PROVIDED MATERIAL
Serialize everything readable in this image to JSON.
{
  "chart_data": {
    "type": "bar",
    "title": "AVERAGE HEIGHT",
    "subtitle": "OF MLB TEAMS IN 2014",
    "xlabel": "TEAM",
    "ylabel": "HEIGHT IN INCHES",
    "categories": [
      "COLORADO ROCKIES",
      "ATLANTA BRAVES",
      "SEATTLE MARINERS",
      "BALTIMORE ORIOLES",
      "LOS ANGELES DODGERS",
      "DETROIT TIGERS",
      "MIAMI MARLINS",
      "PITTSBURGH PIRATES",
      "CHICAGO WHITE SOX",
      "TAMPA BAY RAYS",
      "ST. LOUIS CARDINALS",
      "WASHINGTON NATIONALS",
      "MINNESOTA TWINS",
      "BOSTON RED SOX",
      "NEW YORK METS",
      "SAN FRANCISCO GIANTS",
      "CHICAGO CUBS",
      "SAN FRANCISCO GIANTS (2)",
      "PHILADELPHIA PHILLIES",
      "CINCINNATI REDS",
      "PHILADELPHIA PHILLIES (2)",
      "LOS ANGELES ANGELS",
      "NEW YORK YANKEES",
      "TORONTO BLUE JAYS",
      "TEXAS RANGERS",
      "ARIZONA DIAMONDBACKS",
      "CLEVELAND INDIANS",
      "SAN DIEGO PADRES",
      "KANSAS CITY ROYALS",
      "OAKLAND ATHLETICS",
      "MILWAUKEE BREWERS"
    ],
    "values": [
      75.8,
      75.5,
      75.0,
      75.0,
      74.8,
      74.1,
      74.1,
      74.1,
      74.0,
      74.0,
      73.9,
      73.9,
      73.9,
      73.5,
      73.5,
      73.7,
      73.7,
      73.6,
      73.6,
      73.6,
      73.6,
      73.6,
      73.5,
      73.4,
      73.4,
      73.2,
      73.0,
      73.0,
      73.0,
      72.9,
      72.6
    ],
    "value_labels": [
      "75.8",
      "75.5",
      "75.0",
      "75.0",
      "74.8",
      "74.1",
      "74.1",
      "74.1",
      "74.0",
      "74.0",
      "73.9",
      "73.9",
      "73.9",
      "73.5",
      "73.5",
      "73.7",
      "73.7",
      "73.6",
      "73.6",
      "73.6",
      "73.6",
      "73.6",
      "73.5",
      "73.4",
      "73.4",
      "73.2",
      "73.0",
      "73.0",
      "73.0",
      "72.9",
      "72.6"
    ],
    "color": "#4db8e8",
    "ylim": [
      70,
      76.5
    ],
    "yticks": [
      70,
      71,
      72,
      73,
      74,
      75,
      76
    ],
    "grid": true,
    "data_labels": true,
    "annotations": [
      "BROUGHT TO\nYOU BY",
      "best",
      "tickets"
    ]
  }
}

TASK TO COMPLETE
The entries above should be repeated exactly, every one of them.

PROBLEM SOLUTION
Serialize everything readable in this image to JSON.
{
  "chart_data": {
    "type": "bar",
    "title": "AVERAGE HEIGHT",
    "subtitle": "OF MLB TEAMS IN 2014",
    "xlabel": "TEAM",
    "ylabel": "HEIGHT IN INCHES",
    "categories": [
      "COLORADO ROCKIES",
      "ATLANTA BRAVES",
      "SEATTLE MARINERS",
      "BALTIMORE ORIOLES",
      "LOS ANGELES DODGERS",
      "DETROIT TIGERS",
      "MIAMI MARLINS",
      "PITTSBURGH PIRATES",
      "CHICAGO WHITE SOX",
      "TAMPA BAY RAYS",
      "ST. LOUIS CARDINALS",
      "WASHINGTON NATIONALS",
      "MINNESOTA TWINS",
      "BOSTON RED SOX",
      "NEW YORK METS",
      "SAN FRANCISCO GIANTS",
      "CHICAGO CUBS",
      "SAN FRANCISCO GIANTS (2)",
      "PHILADELPHIA PHILLIES",
      "CINCINNATI REDS",
      "PHILADELPHIA PHILLIES (2)",
      "LOS ANGELES ANGELS",
      "NEW YORK YANKEES",
      "TORONTO BLUE JAYS",
      "TEXAS RANGERS",
      "ARIZONA DIAMONDBACKS",
      "CLEVELAND INDIANS",
      "SAN DIEGO PADRES",
      "KANSAS CITY ROYALS",
      "OAKLAND ATHLETICS",
      "MILWAUKEE BREWERS"
    ],
    "values": [
      75.8,
      75.5,
      75.0,
      75.0,
      74.8,
      74.1,
      74.1,
      74.1,
      74.0,
      74.0,
      73.9,
      73.9,
      73.9,
      73.5,
      73.5,
      73.7,
      73.7,
      73.6,
      73.6,
      73.6,
      73.6,
      73.6,
      73.5,
      73.4,
      73.4,
      73.2,
      73.0,
      73.0,
      73.0,
      72.9,
      72.6
    ],
    "value_labels": [
      "75.8",
      "75.5",
      "75.0",
      "75.0",
      "74.8",
      "74.1",
      "74.1",
      "74.1",
      "74.0",
      "74.0",
      "73.9",
      "73.9",
      "73.9",
      "73.5",
      "73.5",
      "73.7",
      "73.7",
      "73.6",
      "73.6",
      "73.6",
      "73.6",
      "73.6",
      "73.5",
      "73.4",
      "73.4",
      "73.2",
      "73.0",
      "73.0",
      "73.0",
      "72.9",
      "72.6"
    ],
    "color": "#4db8e8",
    "ylim": [
      70,
      76.5
    ],
    "yticks": [
      70,
      71,
      72,
      73,
      74,
      75,
      76
    ],
    "grid": true,
    "data_labels": true,
    "annotations": [
      "BROUGHT TO\nYOU BY",
      "best",
      "tickets"
    ]
  }
}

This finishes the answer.